Saved entries

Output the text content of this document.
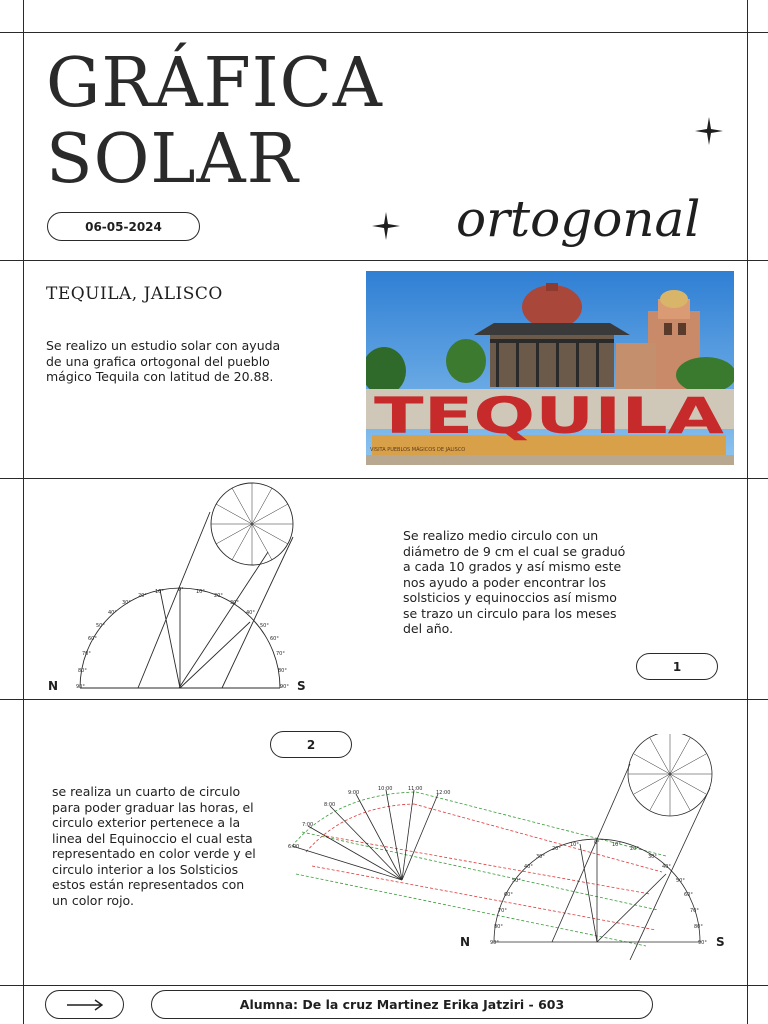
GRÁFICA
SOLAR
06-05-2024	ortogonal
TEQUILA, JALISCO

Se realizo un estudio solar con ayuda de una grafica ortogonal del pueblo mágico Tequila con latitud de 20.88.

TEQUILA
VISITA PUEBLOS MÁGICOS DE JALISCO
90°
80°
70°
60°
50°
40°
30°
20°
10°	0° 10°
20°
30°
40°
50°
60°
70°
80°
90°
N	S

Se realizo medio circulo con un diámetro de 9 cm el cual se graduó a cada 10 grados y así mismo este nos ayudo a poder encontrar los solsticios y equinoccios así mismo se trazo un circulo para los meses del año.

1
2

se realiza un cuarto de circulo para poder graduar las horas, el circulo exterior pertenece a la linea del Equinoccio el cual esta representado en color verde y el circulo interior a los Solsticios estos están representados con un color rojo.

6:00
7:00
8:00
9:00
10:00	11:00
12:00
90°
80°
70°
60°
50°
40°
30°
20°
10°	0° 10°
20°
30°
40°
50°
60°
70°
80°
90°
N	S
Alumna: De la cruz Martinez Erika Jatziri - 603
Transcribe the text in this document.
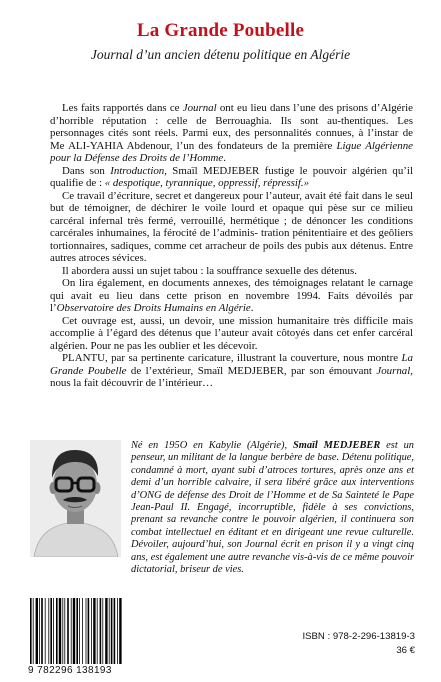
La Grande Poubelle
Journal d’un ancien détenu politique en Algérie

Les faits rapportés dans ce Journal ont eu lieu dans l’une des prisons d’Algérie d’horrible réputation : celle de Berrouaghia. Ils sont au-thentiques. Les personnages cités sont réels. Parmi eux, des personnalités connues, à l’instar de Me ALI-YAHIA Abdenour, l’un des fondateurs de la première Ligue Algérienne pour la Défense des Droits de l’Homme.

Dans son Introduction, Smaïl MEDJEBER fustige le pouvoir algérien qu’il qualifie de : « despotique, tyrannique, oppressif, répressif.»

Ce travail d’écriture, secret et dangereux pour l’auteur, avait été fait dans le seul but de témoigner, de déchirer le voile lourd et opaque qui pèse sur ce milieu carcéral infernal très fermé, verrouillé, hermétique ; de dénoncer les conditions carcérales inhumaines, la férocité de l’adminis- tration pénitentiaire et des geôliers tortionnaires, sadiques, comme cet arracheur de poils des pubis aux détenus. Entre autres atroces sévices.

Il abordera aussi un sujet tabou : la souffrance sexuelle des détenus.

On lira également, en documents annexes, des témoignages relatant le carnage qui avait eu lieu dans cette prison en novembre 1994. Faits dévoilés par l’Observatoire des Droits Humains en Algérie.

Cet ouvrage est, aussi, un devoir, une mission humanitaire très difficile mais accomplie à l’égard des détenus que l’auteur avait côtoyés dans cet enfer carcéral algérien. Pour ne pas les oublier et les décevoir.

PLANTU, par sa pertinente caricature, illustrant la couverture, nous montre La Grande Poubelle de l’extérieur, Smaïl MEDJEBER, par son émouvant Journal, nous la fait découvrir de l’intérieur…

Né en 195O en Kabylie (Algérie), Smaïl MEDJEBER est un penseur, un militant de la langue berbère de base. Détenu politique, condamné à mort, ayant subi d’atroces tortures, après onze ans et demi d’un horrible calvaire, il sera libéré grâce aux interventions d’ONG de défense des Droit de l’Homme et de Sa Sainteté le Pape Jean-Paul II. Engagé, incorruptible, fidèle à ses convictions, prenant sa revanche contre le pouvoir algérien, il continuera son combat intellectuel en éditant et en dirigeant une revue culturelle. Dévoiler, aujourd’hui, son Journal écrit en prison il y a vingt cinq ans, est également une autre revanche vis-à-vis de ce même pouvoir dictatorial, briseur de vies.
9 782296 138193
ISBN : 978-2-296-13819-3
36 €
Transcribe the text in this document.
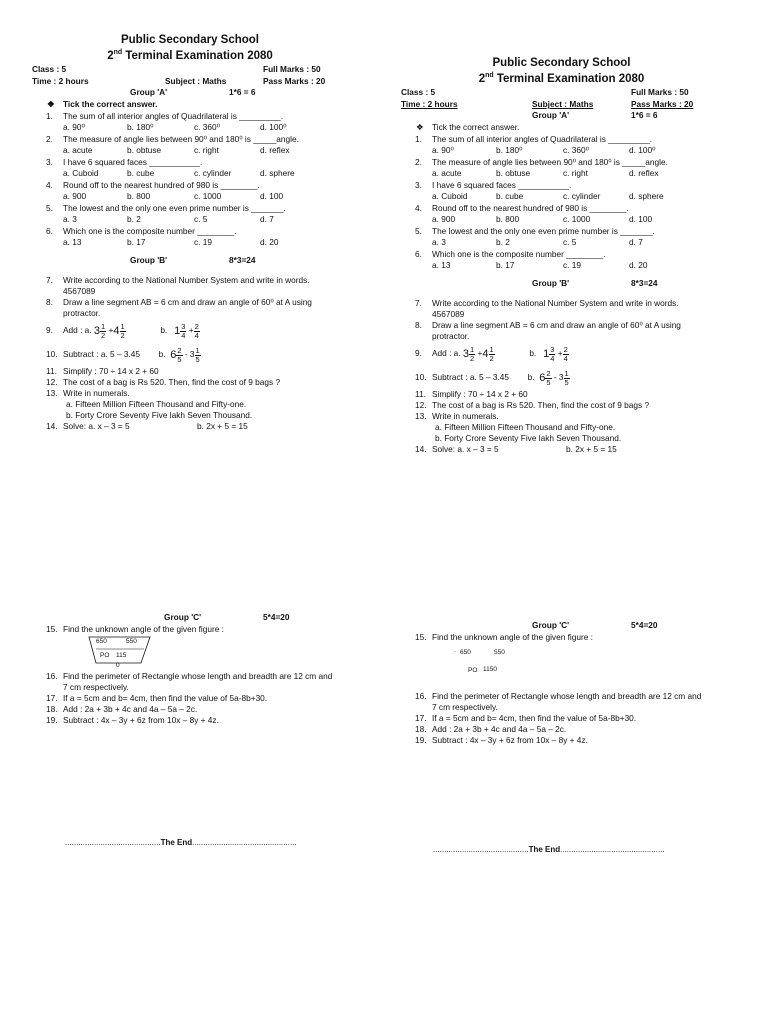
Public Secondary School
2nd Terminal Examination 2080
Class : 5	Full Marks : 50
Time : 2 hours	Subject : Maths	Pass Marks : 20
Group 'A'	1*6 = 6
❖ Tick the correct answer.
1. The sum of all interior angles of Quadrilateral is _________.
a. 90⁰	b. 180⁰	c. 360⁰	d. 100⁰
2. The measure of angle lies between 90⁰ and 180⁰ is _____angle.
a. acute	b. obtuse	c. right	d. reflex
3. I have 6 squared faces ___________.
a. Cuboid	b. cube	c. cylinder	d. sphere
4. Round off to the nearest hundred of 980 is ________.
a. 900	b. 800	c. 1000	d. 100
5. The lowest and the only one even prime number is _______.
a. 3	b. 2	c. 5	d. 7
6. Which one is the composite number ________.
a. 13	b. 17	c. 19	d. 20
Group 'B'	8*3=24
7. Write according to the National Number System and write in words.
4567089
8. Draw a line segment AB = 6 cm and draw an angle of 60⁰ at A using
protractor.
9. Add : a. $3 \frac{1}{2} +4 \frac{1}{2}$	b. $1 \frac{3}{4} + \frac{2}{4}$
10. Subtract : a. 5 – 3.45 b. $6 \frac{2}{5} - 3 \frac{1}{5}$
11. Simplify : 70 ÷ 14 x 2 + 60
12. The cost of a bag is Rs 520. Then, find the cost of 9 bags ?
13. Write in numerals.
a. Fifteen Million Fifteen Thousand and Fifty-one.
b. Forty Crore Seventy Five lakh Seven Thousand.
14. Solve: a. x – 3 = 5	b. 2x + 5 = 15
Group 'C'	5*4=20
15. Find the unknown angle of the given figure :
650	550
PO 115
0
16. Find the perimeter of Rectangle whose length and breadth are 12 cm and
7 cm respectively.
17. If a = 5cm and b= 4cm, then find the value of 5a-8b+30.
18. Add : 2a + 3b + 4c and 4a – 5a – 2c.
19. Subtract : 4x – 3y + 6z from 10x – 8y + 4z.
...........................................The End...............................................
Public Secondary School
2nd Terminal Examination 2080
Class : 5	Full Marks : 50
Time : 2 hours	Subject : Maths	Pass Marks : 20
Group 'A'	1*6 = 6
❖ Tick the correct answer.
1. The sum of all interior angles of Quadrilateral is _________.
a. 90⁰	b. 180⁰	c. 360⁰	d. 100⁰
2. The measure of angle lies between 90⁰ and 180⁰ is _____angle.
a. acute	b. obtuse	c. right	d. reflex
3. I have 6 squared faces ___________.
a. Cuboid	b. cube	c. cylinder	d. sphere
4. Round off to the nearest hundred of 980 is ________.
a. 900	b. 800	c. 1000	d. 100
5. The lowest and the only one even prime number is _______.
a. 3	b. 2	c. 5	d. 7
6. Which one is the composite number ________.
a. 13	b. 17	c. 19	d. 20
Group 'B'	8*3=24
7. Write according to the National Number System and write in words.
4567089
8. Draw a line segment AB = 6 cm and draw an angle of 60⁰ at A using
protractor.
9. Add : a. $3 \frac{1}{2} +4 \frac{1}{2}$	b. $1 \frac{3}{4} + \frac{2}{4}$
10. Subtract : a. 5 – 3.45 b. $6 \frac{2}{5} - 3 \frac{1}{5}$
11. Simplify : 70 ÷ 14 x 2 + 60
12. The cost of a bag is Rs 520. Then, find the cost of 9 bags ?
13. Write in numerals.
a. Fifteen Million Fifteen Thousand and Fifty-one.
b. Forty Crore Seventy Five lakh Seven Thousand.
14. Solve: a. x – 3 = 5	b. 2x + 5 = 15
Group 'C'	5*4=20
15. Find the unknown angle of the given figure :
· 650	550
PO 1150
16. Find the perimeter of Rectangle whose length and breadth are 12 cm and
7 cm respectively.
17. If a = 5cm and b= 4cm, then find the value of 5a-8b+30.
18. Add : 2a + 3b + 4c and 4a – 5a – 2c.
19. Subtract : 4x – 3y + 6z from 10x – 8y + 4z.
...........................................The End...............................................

DIRECTIVE: Give back the whole listing as it stands, minus its pictures.

RESULT BELOW:
Output the text content of this document.
GRÁFICA
SOLAR
06-05-2024	ortogonal
TEQUILA, JALISCO

Se realizo un estudio solar con ayuda de una grafica ortogonal del pueblo mágico Tequila con latitud de 20.88.

TEQUILA
VISITA PUEBLOS MÁGICOS DE JALISCO
90°
80°
70°
60°
50°
40°
30°
20°
10°	0° 10°
20°
30°
40°
50°
60°
70°
80°
90°
N	S

Se realizo medio circulo con un diámetro de 9 cm el cual se graduó a cada 10 grados y así mismo este nos ayudo a poder encontrar los solsticios y equinoccios así mismo se trazo un circulo para los meses del año.

1
2

se realiza un cuarto de circulo para poder graduar las horas, el circulo exterior pertenece a la linea del Equinoccio el cual esta representado en color verde y el circulo interior a los Solsticios estos están representados con un color rojo.

6:00
7:00
8:00
9:00
10:00	11:00
12:00
90°
80°
70°
60°
50°
40°
30°
20°
10°	0° 10°
20°
30°
40°
50°
60°
70°
80°
90°
N	S
Alumna: De la cruz Martinez Erika Jatziri - 603
Transcribe the text in this document.
La Grande Poubelle
Journal d’un ancien détenu politique en Algérie

Les faits rapportés dans ce Journal ont eu lieu dans l’une des prisons d’Algérie d’horrible réputation : celle de Berrouaghia. Ils sont au-thentiques. Les personnages cités sont réels. Parmi eux, des personnalités connues, à l’instar de Me ALI-YAHIA Abdenour, l’un des fondateurs de la première Ligue Algérienne pour la Défense des Droits de l’Homme.

Dans son Introduction, Smaïl MEDJEBER fustige le pouvoir algérien qu’il qualifie de : « despotique, tyrannique, oppressif, répressif.»

Ce travail d’écriture, secret et dangereux pour l’auteur, avait été fait dans le seul but de témoigner, de déchirer le voile lourd et opaque qui pèse sur ce milieu carcéral infernal très fermé, verrouillé, hermétique ; de dénoncer les conditions carcérales inhumaines, la férocité de l’adminis- tration pénitentiaire et des geôliers tortionnaires, sadiques, comme cet arracheur de poils des pubis aux détenus. Entre autres atroces sévices.

Il abordera aussi un sujet tabou : la souffrance sexuelle des détenus.

On lira également, en documents annexes, des témoignages relatant le carnage qui avait eu lieu dans cette prison en novembre 1994. Faits dévoilés par l’Observatoire des Droits Humains en Algérie.

Cet ouvrage est, aussi, un devoir, une mission humanitaire très difficile mais accomplie à l’égard des détenus que l’auteur avait côtoyés dans cet enfer carcéral algérien. Pour ne pas les oublier et les décevoir.

PLANTU, par sa pertinente caricature, illustrant la couverture, nous montre La Grande Poubelle de l’extérieur, Smaïl MEDJEBER, par son émouvant Journal, nous la fait découvrir de l’intérieur…

Né en 195O en Kabylie (Algérie), Smaïl MEDJEBER est un penseur, un militant de la langue berbère de base. Détenu politique, condamné à mort, ayant subi d’atroces tortures, après onze ans et demi d’un horrible calvaire, il sera libéré grâce aux interventions d’ONG de défense des Droit de l’Homme et de Sa Sainteté le Pape Jean-Paul II. Engagé, incorruptible, fidèle à ses convictions, prenant sa revanche contre le pouvoir algérien, il continuera son combat intellectuel en éditant et en dirigeant une revue culturelle. Dévoiler, aujourd’hui, son Journal écrit en prison il y a vingt cinq ans, est également une autre revanche vis-à-vis de ce même pouvoir dictatorial, briseur de vies.
9 782296 138193
ISBN : 978-2-296-13819-3
36 €
Transcribe the text in this document.
Public Secondary School
2nd Terminal Examination 2080
Class : 5	Full Marks : 50
Time : 2 hours	Subject : Maths	Pass Marks : 20
Group 'A'	1*6 = 6
❖ Tick the correct answer.
1. The sum of all interior angles of Quadrilateral is _________.
a. 90⁰	b. 180⁰	c. 360⁰	d. 100⁰
2. The measure of angle lies between 90⁰ and 180⁰ is _____angle.
a. acute	b. obtuse	c. right	d. reflex
3. I have 6 squared faces ___________.
a. Cuboid	b. cube	c. cylinder	d. sphere
4. Round off to the nearest hundred of 980 is ________.
a. 900	b. 800	c. 1000	d. 100
5. The lowest and the only one even prime number is _______.
a. 3	b. 2	c. 5	d. 7
6. Which one is the composite number ________.
a. 13	b. 17	c. 19	d. 20
Group 'B'	8*3=24
7. Write according to the National Number System and write in words.
4567089
8. Draw a line segment AB = 6 cm and draw an angle of 60⁰ at A using
protractor.
9. Add : a. $3 \frac{1}{2} +4 \frac{1}{2}$	b. $1 \frac{3}{4} + \frac{2}{4}$
10. Subtract : a. 5 – 3.45 b. $6 \frac{2}{5} - 3 \frac{1}{5}$
11. Simplify : 70 ÷ 14 x 2 + 60
12. The cost of a bag is Rs 520. Then, find the cost of 9 bags ?
13. Write in numerals.
a. Fifteen Million Fifteen Thousand and Fifty-one.
b. Forty Crore Seventy Five lakh Seven Thousand.
14. Solve: a. x – 3 = 5	b. 2x + 5 = 15
Group 'C'	5*4=20
15. Find the unknown angle of the given figure :
650	550
PO 115
0
16. Find the perimeter of Rectangle whose length and breadth are 12 cm and
7 cm respectively.
17. If a = 5cm and b= 4cm, then find the value of 5a-8b+30.
18. Add : 2a + 3b + 4c and 4a – 5a – 2c.
19. Subtract : 4x – 3y + 6z from 10x – 8y + 4z.
...........................................The End...............................................
Public Secondary School
2nd Terminal Examination 2080
Class : 5	Full Marks : 50
Time : 2 hours	Subject : Maths	Pass Marks : 20
Group 'A'	1*6 = 6
❖ Tick the correct answer.
1. The sum of all interior angles of Quadrilateral is _________.
a. 90⁰	b. 180⁰	c. 360⁰	d. 100⁰
2. The measure of angle lies between 90⁰ and 180⁰ is _____angle.
a. acute	b. obtuse	c. right	d. reflex
3. I have 6 squared faces ___________.
a. Cuboid	b. cube	c. cylinder	d. sphere
4. Round off to the nearest hundred of 980 is ________.
a. 900	b. 800	c. 1000	d. 100
5. The lowest and the only one even prime number is _______.
a. 3	b. 2	c. 5	d. 7
6. Which one is the composite number ________.
a. 13	b. 17	c. 19	d. 20
Group 'B'	8*3=24
7. Write according to the National Number System and write in words.
4567089
8. Draw a line segment AB = 6 cm and draw an angle of 60⁰ at A using
protractor.
9. Add : a. $3 \frac{1}{2} +4 \frac{1}{2}$	b. $1 \frac{3}{4} + \frac{2}{4}$
10. Subtract : a. 5 – 3.45 b. $6 \frac{2}{5} - 3 \frac{1}{5}$
11. Simplify : 70 ÷ 14 x 2 + 60
12. The cost of a bag is Rs 520. Then, find the cost of 9 bags ?
13. Write in numerals.
a. Fifteen Million Fifteen Thousand and Fifty-one.
b. Forty Crore Seventy Five lakh Seven Thousand.
14. Solve: a. x – 3 = 5	b. 2x + 5 = 15
Group 'C'	5*4=20
15. Find the unknown angle of the given figure :
· 650	550
PO 1150
16. Find the perimeter of Rectangle whose length and breadth are 12 cm and
7 cm respectively.
17. If a = 5cm and b= 4cm, then find the value of 5a-8b+30.
18. Add : 2a + 3b + 4c and 4a – 5a – 2c.
19. Subtract : 4x – 3y + 6z from 10x – 8y + 4z.
...........................................The End...............................................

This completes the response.